_Exercise requirements:_ Please give the listing again in its entirety, exactly as written.

_Listed entries:_
------------------------------------------------------------------------

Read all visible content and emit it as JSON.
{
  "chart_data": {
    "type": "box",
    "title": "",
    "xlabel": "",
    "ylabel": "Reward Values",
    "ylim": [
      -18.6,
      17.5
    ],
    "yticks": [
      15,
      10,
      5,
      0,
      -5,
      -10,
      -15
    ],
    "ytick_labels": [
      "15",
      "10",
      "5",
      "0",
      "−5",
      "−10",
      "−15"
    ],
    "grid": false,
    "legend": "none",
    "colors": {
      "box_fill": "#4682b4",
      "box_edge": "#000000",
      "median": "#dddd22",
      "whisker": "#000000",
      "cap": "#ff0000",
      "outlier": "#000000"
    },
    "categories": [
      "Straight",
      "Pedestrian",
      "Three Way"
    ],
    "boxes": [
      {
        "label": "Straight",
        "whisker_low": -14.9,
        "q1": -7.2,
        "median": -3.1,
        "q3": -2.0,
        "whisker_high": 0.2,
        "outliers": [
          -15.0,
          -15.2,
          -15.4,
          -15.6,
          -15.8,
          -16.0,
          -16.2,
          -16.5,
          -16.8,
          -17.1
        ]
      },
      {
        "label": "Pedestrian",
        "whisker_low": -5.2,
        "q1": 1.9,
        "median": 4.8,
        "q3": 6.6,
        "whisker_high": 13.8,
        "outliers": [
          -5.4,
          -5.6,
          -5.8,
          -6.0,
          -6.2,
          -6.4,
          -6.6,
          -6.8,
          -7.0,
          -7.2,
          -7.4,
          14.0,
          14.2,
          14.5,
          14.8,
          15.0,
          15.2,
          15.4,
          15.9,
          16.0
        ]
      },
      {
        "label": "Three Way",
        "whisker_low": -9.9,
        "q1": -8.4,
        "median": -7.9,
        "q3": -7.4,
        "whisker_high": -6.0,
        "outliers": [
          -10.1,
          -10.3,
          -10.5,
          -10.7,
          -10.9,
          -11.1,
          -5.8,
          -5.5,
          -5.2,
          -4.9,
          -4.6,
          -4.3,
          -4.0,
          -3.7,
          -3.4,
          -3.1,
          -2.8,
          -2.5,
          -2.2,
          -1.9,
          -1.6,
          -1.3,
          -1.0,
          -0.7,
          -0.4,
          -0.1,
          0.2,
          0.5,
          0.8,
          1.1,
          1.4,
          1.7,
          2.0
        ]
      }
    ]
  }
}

------------------------------------------------------------------------

_Result below:_
Read all visible content and emit it as JSON.
{
  "chart_data": {
    "type": "box",
    "title": "",
    "xlabel": "",
    "ylabel": "Reward Values",
    "ylim": [
      -18.6,
      17.5
    ],
    "yticks": [
      15,
      10,
      5,
      0,
      -5,
      -10,
      -15
    ],
    "ytick_labels": [
      "15",
      "10",
      "5",
      "0",
      "−5",
      "−10",
      "−15"
    ],
    "grid": false,
    "legend": "none",
    "colors": {
      "box_fill": "#4682b4",
      "box_edge": "#000000",
      "median": "#dddd22",
      "whisker": "#000000",
      "cap": "#ff0000",
      "outlier": "#000000"
    },
    "categories": [
      "Straight",
      "Pedestrian",
      "Three Way"
    ],
    "boxes": [
      {
        "label": "Straight",
        "whisker_low": -14.9,
        "q1": -7.2,
        "median": -3.1,
        "q3": -2.0,
        "whisker_high": 0.2,
        "outliers": [
          -15.0,
          -15.2,
          -15.4,
          -15.6,
          -15.8,
          -16.0,
          -16.2,
          -16.5,
          -16.8,
          -17.1
        ]
      },
      {
        "label": "Pedestrian",
        "whisker_low": -5.2,
        "q1": 1.9,
        "median": 4.8,
        "q3": 6.6,
        "whisker_high": 13.8,
        "outliers": [
          -5.4,
          -5.6,
          -5.8,
          -6.0,
          -6.2,
          -6.4,
          -6.6,
          -6.8,
          -7.0,
          -7.2,
          -7.4,
          14.0,
          14.2,
          14.5,
          14.8,
          15.0,
          15.2,
          15.4,
          15.9,
          16.0
        ]
      },
      {
        "label": "Three Way",
        "whisker_low": -9.9,
        "q1": -8.4,
        "median": -7.9,
        "q3": -7.4,
        "whisker_high": -6.0,
        "outliers": [
          -10.1,
          -10.3,
          -10.5,
          -10.7,
          -10.9,
          -11.1,
          -5.8,
          -5.5,
          -5.2,
          -4.9,
          -4.6,
          -4.3,
          -4.0,
          -3.7,
          -3.4,
          -3.1,
          -2.8,
          -2.5,
          -2.2,
          -1.9,
          -1.6,
          -1.3,
          -1.0,
          -0.7,
          -0.4,
          -0.1,
          0.2,
          0.5,
          0.8,
          1.1,
          1.4,
          1.7,
          2.0
        ]
      }
    ]
  }
}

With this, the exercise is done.